--- START Document extract ---

Guilty verdict in George Floyd case resonates across globe

A masked woman sits in the middle of a road, flanked by British police officers in uniform
British police try to convince protesters to move from blocking the road outside the U.S. Embassy after people marched from Trafalgar Square in central London on May 31, 2020, to protest the killing of George Floyd in Minneapolis.
(Matt Dunham / Associated Press)

The guilty verdict Tuesday against a former Minneapolis police officer in the death of George Floyd drew global attention in a case that has cast an international spotlight on the problem of police brutality in the United States and abroad.

Among the first world leaders to comment on the conviction of Derek Chauvin, the ex-policeman, was British Prime Minister Boris Johnson, who wrote on Twitter that he was “appalled by the death of George Floyd and welcome this verdict.”

--- END Document extract ---

◆ **Written problem 1**
Decide whether each statement agrees with the news article on the George Floyd verdict, answering yes or no and quoting the words of the article that settle it. (a) The protesters who reached the U.S. Embassy had marched from Trafalgar Square. (b) Boris Johnson gave his reaction to the verdict in a televised address. (c) Derek Chauvin had served as a police officer in London.
◆ **Written problem 2**
Carry on the news article about the George Floyd verdict from the point where it stops.

--- START Material supplied ---

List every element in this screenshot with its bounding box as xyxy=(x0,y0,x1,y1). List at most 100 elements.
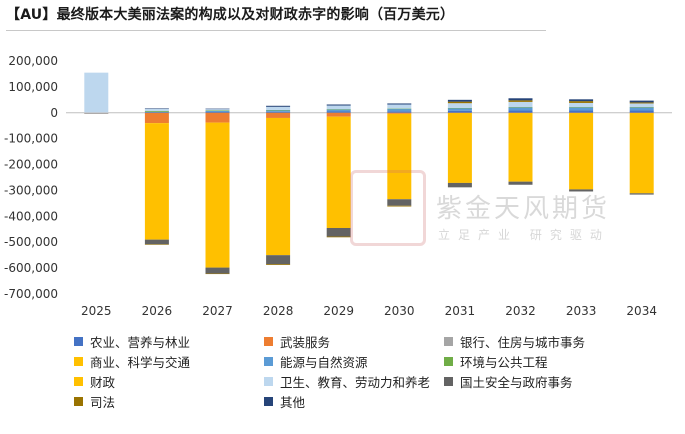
bar-segment xyxy=(447,182,472,188)
bar-segment xyxy=(266,117,291,256)
y-tick-label: 200,000 xyxy=(8,54,58,68)
legend-swatch-icon xyxy=(264,397,273,406)
bar-segment xyxy=(569,107,594,111)
legend-item: 银行、住房与城市事务 xyxy=(444,333,634,350)
bar-segment xyxy=(508,112,533,114)
bar-segment xyxy=(569,107,594,108)
legend-swatch-icon xyxy=(264,337,273,346)
legend-label: 财政 xyxy=(90,375,116,390)
legend-swatch-icon xyxy=(74,357,83,366)
bar-segment xyxy=(326,109,351,112)
bar-segment xyxy=(447,103,472,108)
bar-segment xyxy=(629,103,654,108)
legend-label: 卫生、教育、劳动力和养老 xyxy=(280,375,431,390)
bar-segment xyxy=(266,106,291,110)
bar-segment xyxy=(569,102,594,108)
bar-segment xyxy=(144,123,169,240)
bar-segment xyxy=(387,108,412,112)
bar-segment xyxy=(205,110,230,111)
y-tick-label: -500,000 xyxy=(4,235,58,249)
x-tick-label: 2030 xyxy=(384,304,415,318)
bar-segment xyxy=(447,101,472,104)
bar-segment xyxy=(508,107,533,111)
x-tick-label: 2026 xyxy=(142,304,173,318)
y-tick-label: -700,000 xyxy=(4,287,58,301)
legend-item: 司法 xyxy=(74,393,264,410)
bar-segment xyxy=(508,110,533,113)
bar-segment xyxy=(266,109,291,111)
legend-item: 武装服务 xyxy=(264,333,444,350)
watermark-brand: 紫金天风期货 xyxy=(436,194,611,224)
bar-segment xyxy=(569,112,594,114)
bar-segment xyxy=(205,267,230,274)
bar-segment xyxy=(326,105,351,110)
stacked-bar-chart: 200,000 100,000 0 -100,000 -200,000 -300,000 -… xyxy=(4,54,672,318)
bar-segment xyxy=(508,113,533,182)
bar-segment xyxy=(508,100,533,102)
bar-segment xyxy=(629,107,654,108)
bar-segment xyxy=(387,112,412,114)
x-tick-label: 2033 xyxy=(566,304,597,318)
watermark-seal-icon xyxy=(350,170,426,246)
legend-label: 农业、营养与林业 xyxy=(90,335,191,350)
y-tick-label: 100,000 xyxy=(8,80,58,94)
bar-segment xyxy=(144,239,169,245)
legend-label: 其他 xyxy=(280,395,306,410)
legend-item: 其他 xyxy=(264,393,444,410)
legend-swatch-icon xyxy=(264,377,273,386)
legend-swatch-icon xyxy=(444,337,453,346)
chart-title: 【AU】最终版本大美丽法案的构成以及对财政赤字的影响（百万美元） xyxy=(6,7,455,23)
bar-segment xyxy=(569,110,594,113)
bar-segment xyxy=(205,112,230,123)
bar-segment xyxy=(387,103,412,105)
bar-segment xyxy=(205,110,230,113)
y-tick-label: 0 xyxy=(50,106,58,120)
bar-segment xyxy=(205,112,230,113)
legend-label: 国土安全与政府事务 xyxy=(460,375,573,390)
bar-segment xyxy=(205,122,230,268)
bar-segment xyxy=(205,108,230,110)
bar-segment xyxy=(326,112,351,117)
chart-legend: 农业、营养与林业 武装服务 银行、住房与城市事务 商业、科学与交通 能源与自然资源 环境与… xyxy=(74,333,634,410)
watermark-slogan: 立足产业 研究驱动 xyxy=(438,228,610,242)
bar-segment xyxy=(326,227,351,237)
y-tick-label: -300,000 xyxy=(4,183,58,197)
bar-segment xyxy=(447,107,472,109)
legend-item: 农业、营养与林业 xyxy=(74,333,264,350)
x-axis: 2025 2026 2027 2028 2029 2030 2031 2032 2033 2034 xyxy=(81,304,657,318)
legend-swatch-icon xyxy=(74,337,83,346)
bar-segment xyxy=(569,189,594,192)
legend-swatch-icon xyxy=(74,397,83,406)
bar-segment xyxy=(144,108,169,111)
legend-swatch-icon xyxy=(264,357,273,366)
bar-segment xyxy=(629,113,654,194)
bar-segment xyxy=(508,101,533,108)
bar-segment xyxy=(629,110,654,113)
legend-item: 商业、科学与交通 xyxy=(74,353,264,370)
bar-series-group xyxy=(84,72,654,275)
bar-segment xyxy=(205,273,230,275)
bar-segment xyxy=(447,108,472,111)
legend-item: 国土安全与政府事务 xyxy=(444,373,634,390)
bar-segment xyxy=(387,108,412,110)
bar-segment xyxy=(447,113,472,183)
bar-segment xyxy=(84,113,109,114)
x-tick-label: 2025 xyxy=(81,304,112,318)
bar-segment xyxy=(144,108,169,109)
bar-segment xyxy=(508,181,533,185)
bar-segment xyxy=(508,107,533,108)
x-tick-label: 2027 xyxy=(202,304,233,318)
legend-swatch-icon xyxy=(444,377,453,386)
y-tick-label: -400,000 xyxy=(4,209,58,223)
bar-segment xyxy=(205,109,230,111)
bar-segment xyxy=(387,111,412,113)
bar-segment xyxy=(144,111,169,113)
bar-segment xyxy=(447,110,472,113)
bar-segment xyxy=(84,112,109,114)
y-tick-label: -200,000 xyxy=(4,158,58,172)
bar-segment xyxy=(629,107,654,111)
x-tick-label: 2034 xyxy=(626,304,657,318)
bar-segment xyxy=(144,112,169,114)
bar-segment xyxy=(144,244,169,245)
bar-segment xyxy=(266,110,291,112)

--- END Material supplied ---

◆ **Exercise output 1**
(a) Yes: "after people marched from Trafalgar Square in central London"
(b) No: "wrote on Twitter"
(c) No: "a former Minneapolis police officer"

◆ **Exercise output 2**
Along with mass protests in the United States, the killing of Floyd sparked large-scale demonstrations in a number of British cities, including London and Birmingham.


The Floyd case invigorated calls for an end to police brutality against minorities, especially people of African and Arab ancestries, in England, France and elsewhere in Europe. Some European protesters hoisted placards declaring “Black Lives Matter” and “I can’t breathe.”

On Tuesday, news of Chauvin’s conviction was front-page news across Europe: “Guilty on All Counts,” read a headline in Britain’s Daily Mail, below photos of Floyd and of a handcuffed Chauvin being led away after the guilty verdict.

Much of the foreign press kept tabs on developments in the case and, in some instances, dispatched journalists to Minneapolis for Chauvin’s trial. Many presented the trial as a key moment in the country’s turbulent history of racial relations.

“It’s a day of joy outside the courtroom,” said Oliver Beckmeier, a reporter for Germany’s NTV all-news station, in front of the courthouse in Minneapolis, in a live report just moments after the verdict was announced. “A lot of people here are hoping this will send a signal, that the situation will now start to change and these kinds of cases that happen again and again will be duly prosecuted.”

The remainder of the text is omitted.